◆ PROBLEM STATEMENT: Locate all lines with the word "заданий" and copy them out.

[Begin]

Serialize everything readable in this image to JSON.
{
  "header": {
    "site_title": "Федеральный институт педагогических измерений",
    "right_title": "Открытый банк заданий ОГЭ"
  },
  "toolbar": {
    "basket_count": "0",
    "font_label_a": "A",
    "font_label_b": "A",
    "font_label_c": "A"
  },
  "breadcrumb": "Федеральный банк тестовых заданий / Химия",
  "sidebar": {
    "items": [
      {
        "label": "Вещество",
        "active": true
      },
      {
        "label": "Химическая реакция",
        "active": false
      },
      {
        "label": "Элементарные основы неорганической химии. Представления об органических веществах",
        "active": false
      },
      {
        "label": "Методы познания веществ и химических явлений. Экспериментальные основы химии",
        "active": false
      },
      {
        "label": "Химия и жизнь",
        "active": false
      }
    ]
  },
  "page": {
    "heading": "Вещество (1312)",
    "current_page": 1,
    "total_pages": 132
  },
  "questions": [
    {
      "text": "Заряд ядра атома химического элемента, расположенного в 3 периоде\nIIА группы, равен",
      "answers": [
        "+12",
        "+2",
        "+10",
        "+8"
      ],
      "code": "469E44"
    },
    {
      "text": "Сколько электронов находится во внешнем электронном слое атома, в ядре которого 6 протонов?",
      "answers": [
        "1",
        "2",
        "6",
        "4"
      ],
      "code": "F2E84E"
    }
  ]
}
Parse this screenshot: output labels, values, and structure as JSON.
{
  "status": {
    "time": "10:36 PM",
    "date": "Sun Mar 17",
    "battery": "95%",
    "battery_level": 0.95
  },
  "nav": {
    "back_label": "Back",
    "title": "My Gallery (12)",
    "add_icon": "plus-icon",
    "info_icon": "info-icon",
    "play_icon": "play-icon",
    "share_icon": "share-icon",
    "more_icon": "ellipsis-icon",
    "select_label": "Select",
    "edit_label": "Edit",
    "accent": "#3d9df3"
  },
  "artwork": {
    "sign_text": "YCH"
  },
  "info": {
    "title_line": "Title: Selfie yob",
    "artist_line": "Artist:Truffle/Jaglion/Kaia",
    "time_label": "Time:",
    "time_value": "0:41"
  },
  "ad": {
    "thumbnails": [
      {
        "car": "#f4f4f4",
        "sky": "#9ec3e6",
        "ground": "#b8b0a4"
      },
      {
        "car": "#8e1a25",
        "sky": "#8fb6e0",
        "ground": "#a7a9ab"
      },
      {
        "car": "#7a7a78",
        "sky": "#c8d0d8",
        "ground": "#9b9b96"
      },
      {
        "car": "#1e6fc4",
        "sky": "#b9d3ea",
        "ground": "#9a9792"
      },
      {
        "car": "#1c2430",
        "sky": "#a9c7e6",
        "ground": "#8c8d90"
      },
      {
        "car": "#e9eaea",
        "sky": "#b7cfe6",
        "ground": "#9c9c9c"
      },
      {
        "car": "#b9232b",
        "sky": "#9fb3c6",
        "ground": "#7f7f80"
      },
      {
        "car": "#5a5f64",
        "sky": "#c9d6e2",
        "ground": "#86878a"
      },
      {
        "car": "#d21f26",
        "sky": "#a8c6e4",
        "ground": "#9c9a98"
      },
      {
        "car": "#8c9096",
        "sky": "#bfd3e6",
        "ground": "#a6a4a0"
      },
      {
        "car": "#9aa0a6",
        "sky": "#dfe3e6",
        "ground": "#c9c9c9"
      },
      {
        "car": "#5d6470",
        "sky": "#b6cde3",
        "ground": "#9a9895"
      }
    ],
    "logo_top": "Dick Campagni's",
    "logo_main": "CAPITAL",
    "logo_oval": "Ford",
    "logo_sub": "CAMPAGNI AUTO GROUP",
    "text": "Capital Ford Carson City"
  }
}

[End]

◆ ANSWER TO THIS PROBLEM:
    "right_title": "Открытый банк заданий ОГЭ"
  "breadcrumb": "Федеральный банк тестовых заданий / Химия",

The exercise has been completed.